* [TO BE DONE]
Some lines of these records may hold the word "will"; state how many, using only the number.
--- BEGIN INPUT DATA ---
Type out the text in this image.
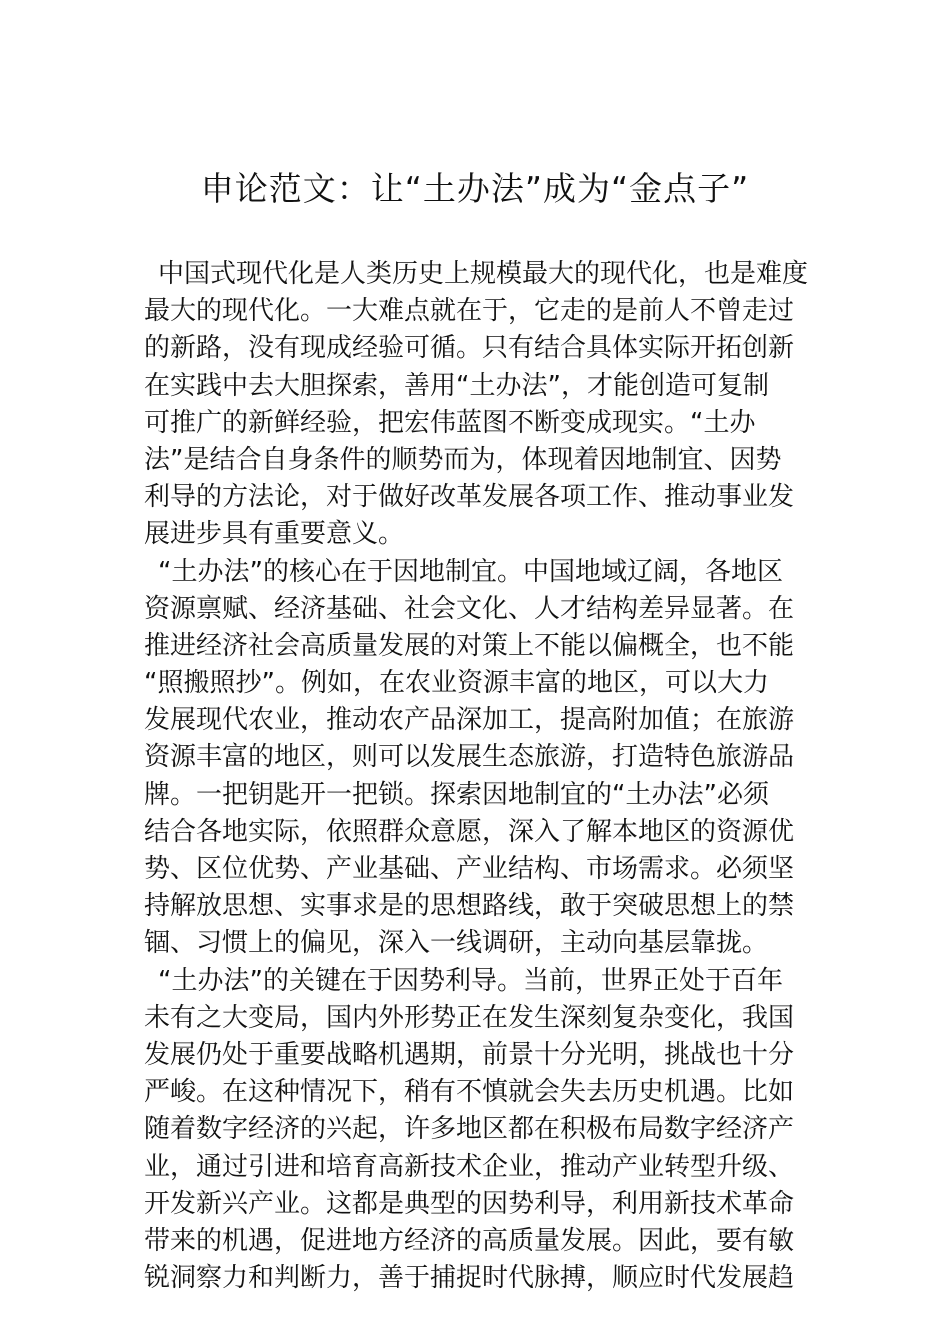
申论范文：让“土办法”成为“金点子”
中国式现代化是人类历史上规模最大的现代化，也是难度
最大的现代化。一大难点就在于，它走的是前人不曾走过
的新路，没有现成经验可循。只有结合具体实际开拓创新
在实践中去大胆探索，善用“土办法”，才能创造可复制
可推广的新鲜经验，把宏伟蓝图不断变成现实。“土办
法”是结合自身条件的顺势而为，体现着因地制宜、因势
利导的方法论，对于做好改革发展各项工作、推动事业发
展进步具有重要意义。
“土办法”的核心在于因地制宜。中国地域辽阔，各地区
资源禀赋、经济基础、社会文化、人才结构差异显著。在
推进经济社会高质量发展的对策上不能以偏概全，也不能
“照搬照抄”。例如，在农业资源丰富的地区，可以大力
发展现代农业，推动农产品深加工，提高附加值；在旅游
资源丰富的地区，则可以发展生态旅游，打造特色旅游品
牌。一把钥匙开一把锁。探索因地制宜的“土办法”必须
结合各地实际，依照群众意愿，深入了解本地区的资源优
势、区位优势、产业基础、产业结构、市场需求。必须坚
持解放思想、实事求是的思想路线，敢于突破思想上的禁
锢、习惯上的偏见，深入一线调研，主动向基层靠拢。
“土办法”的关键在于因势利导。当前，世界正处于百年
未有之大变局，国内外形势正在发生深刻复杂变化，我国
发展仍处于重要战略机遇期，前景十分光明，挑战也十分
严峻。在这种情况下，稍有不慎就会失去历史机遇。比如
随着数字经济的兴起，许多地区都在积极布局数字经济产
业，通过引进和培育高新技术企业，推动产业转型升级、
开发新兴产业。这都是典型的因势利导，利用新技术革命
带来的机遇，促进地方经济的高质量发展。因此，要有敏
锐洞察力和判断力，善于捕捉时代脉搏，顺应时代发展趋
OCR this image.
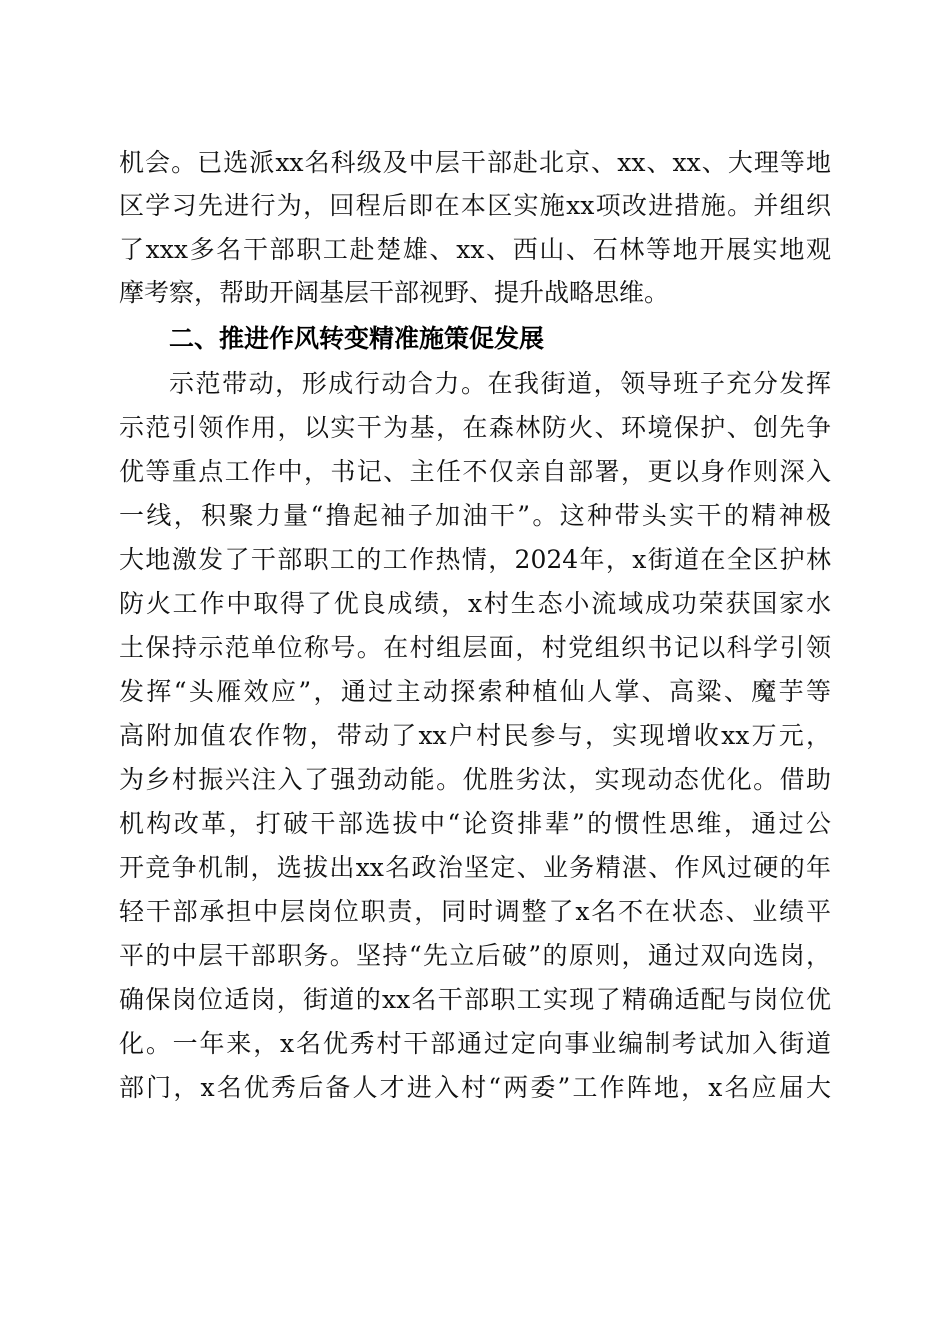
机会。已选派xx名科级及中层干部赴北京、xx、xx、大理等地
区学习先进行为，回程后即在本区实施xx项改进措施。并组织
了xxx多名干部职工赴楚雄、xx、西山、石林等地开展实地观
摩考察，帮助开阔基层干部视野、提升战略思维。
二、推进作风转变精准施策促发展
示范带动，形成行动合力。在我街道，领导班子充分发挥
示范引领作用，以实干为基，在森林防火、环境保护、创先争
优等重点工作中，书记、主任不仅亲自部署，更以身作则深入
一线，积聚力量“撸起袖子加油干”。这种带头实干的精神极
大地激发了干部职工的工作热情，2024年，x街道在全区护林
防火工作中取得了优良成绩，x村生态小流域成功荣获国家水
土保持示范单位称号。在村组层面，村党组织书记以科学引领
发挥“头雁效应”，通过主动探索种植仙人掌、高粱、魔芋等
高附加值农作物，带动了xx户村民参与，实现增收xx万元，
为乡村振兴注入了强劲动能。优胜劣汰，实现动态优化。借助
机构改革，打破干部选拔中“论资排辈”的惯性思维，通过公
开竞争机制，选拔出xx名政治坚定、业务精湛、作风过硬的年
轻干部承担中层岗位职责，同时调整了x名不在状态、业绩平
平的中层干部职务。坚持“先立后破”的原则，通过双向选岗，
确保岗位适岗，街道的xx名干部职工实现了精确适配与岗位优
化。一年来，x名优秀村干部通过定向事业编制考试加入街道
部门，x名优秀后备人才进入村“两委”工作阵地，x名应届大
--- END INPUT DATA ---
--- BEGIN INPUT DATA ---
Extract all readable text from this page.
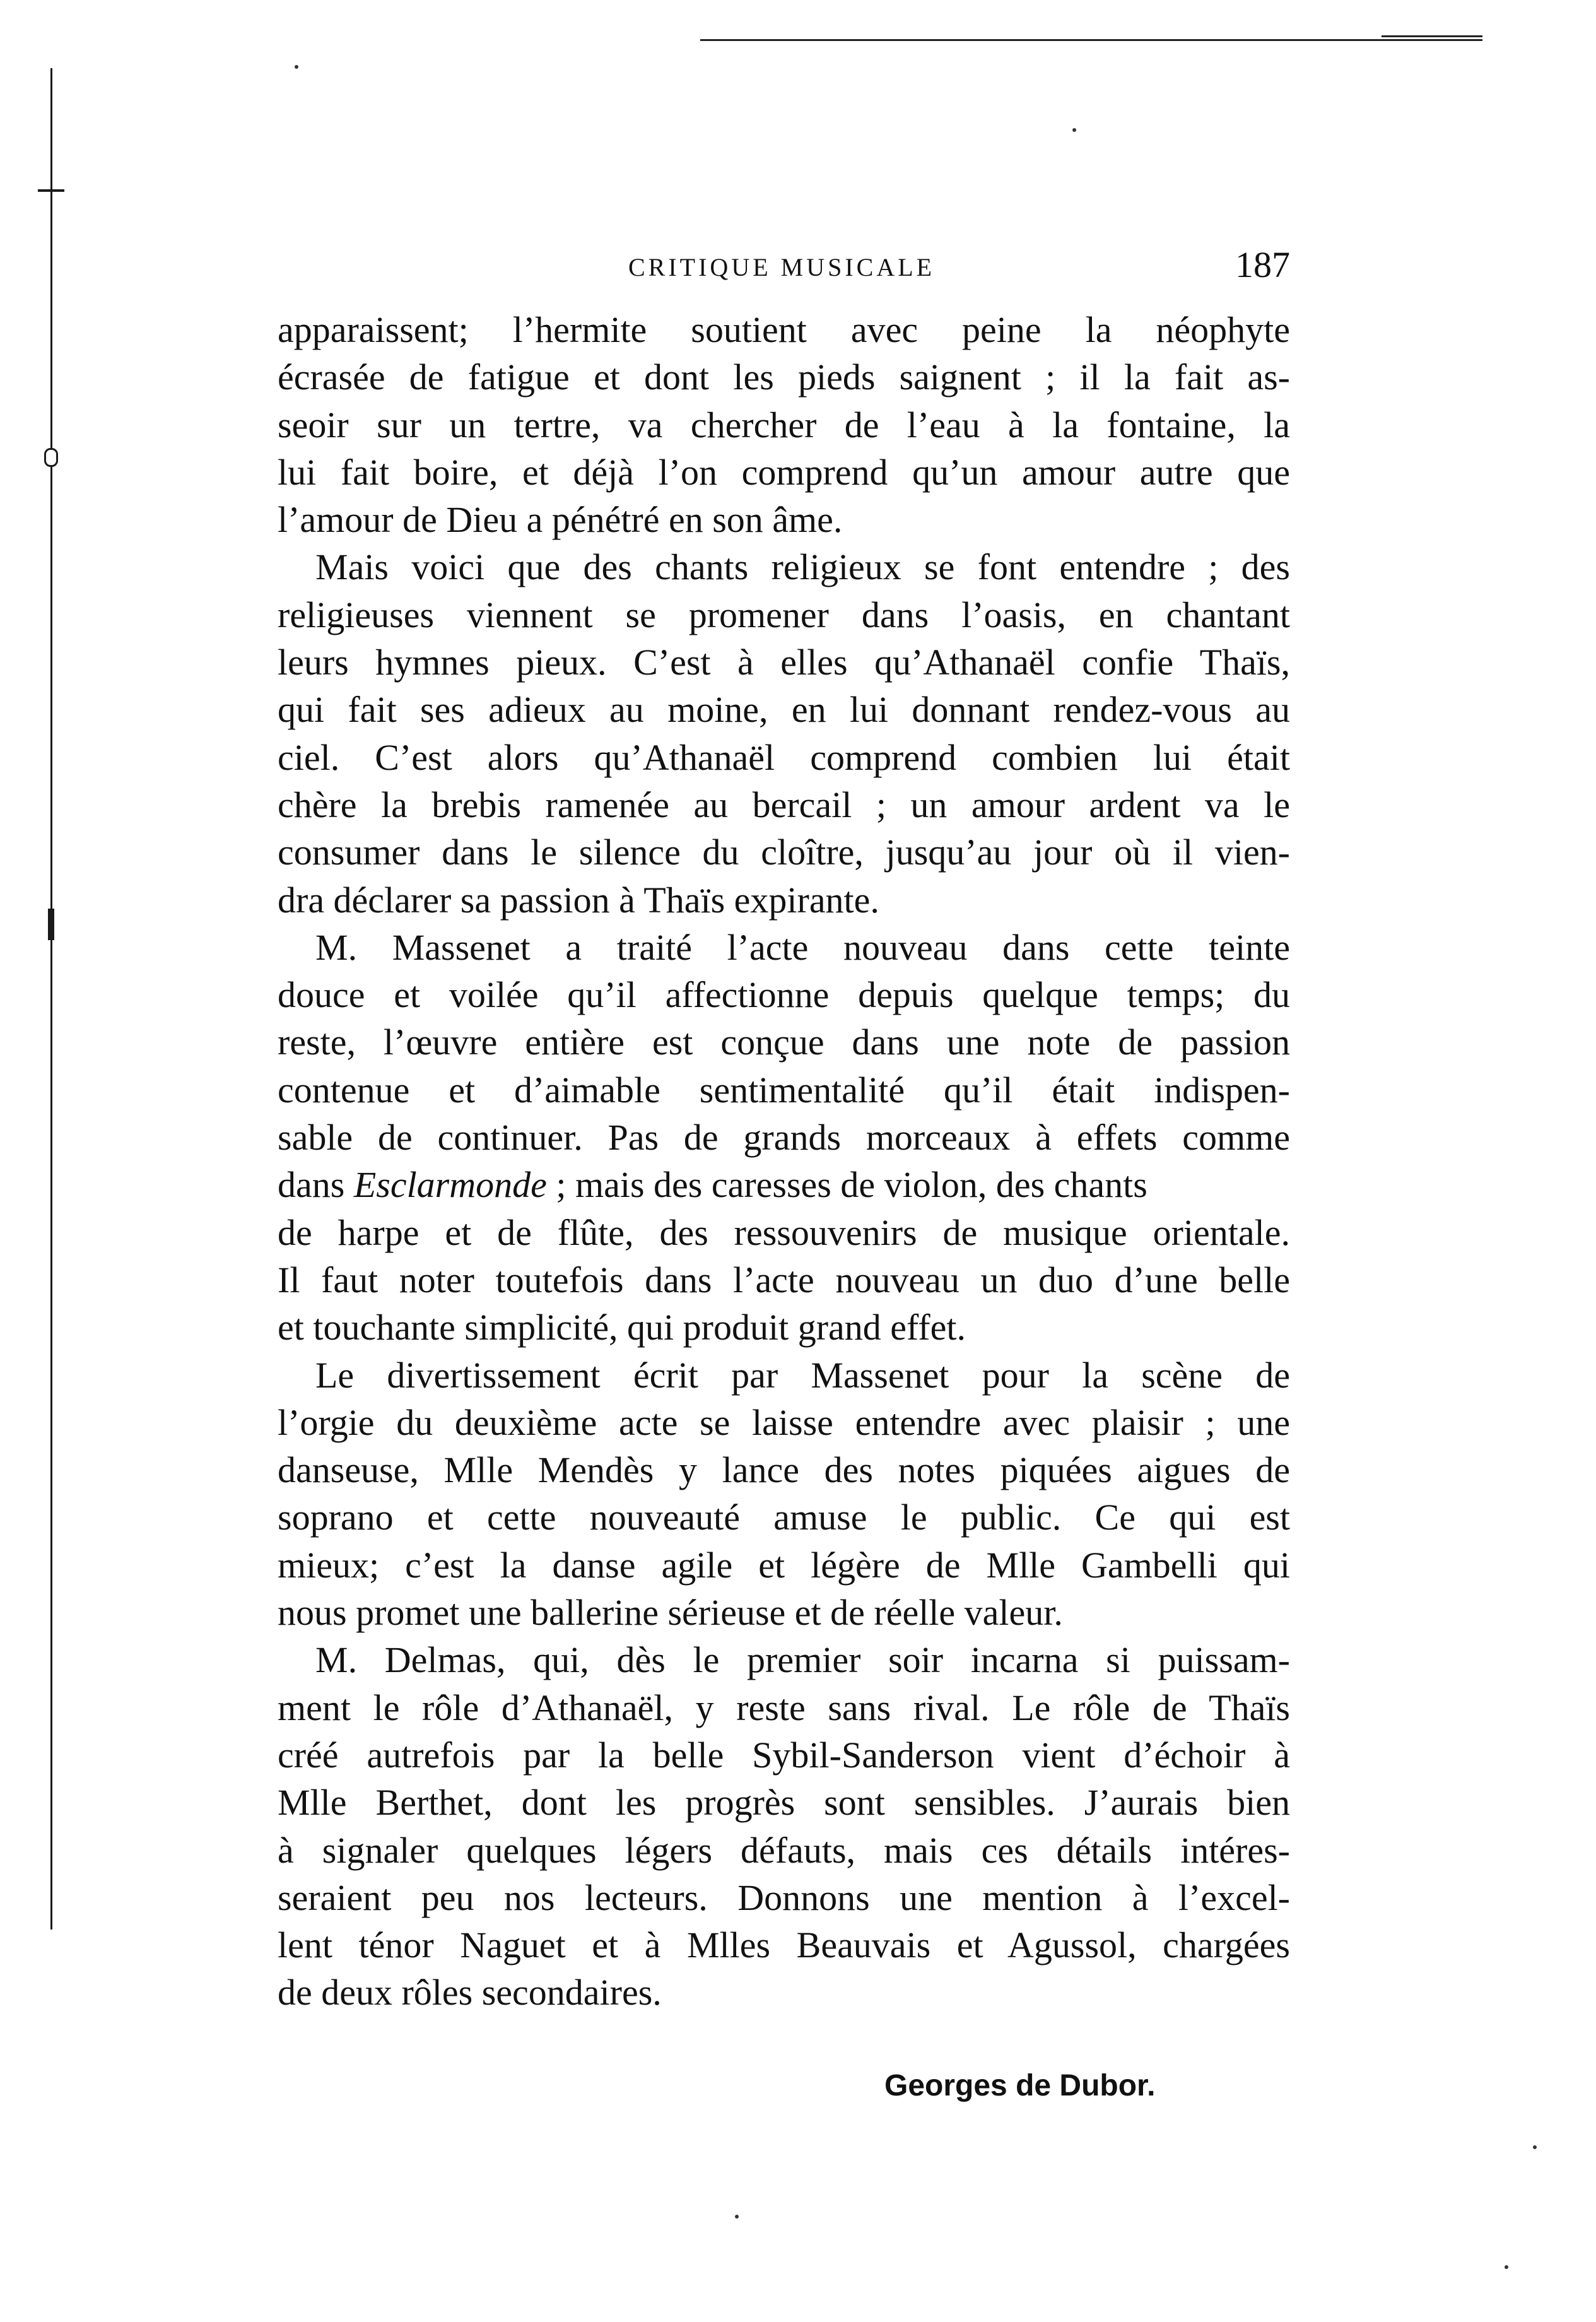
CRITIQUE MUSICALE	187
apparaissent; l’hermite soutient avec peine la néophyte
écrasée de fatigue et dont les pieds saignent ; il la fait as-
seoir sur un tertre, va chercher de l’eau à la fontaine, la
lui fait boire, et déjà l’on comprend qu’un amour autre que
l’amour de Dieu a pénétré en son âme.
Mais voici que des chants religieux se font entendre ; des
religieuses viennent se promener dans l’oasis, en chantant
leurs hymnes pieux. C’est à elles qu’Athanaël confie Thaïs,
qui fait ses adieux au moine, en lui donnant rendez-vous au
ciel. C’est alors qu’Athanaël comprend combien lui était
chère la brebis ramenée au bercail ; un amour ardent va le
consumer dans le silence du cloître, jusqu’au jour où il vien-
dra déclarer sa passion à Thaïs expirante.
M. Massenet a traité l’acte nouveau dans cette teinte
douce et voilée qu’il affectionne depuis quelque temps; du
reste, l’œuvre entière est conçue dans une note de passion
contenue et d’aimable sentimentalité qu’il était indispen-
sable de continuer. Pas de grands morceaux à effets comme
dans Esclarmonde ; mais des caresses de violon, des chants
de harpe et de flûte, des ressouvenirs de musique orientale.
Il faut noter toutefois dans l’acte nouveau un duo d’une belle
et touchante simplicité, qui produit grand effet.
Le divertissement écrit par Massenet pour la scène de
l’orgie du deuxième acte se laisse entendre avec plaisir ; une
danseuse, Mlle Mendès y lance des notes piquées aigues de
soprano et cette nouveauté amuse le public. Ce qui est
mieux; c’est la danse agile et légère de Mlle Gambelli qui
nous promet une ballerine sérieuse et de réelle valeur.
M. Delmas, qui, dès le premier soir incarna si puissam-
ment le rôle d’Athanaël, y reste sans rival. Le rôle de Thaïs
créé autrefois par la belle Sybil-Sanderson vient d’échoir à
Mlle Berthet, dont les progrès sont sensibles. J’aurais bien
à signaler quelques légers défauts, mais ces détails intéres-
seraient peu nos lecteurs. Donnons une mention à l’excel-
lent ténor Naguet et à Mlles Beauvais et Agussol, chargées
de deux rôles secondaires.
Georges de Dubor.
--- END INPUT DATA ---
--- BEGIN INPUT DATA ---
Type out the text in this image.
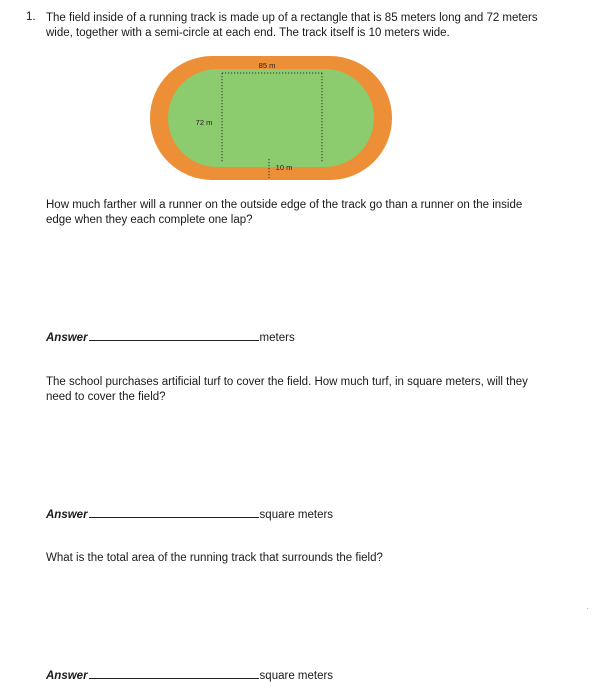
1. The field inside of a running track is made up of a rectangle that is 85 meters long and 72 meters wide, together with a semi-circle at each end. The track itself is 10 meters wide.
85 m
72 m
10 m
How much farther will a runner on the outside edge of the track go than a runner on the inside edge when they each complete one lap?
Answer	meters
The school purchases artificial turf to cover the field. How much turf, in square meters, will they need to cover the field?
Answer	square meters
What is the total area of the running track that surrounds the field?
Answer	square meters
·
--- END INPUT DATA ---
* [EXERCISE ANSWER]
2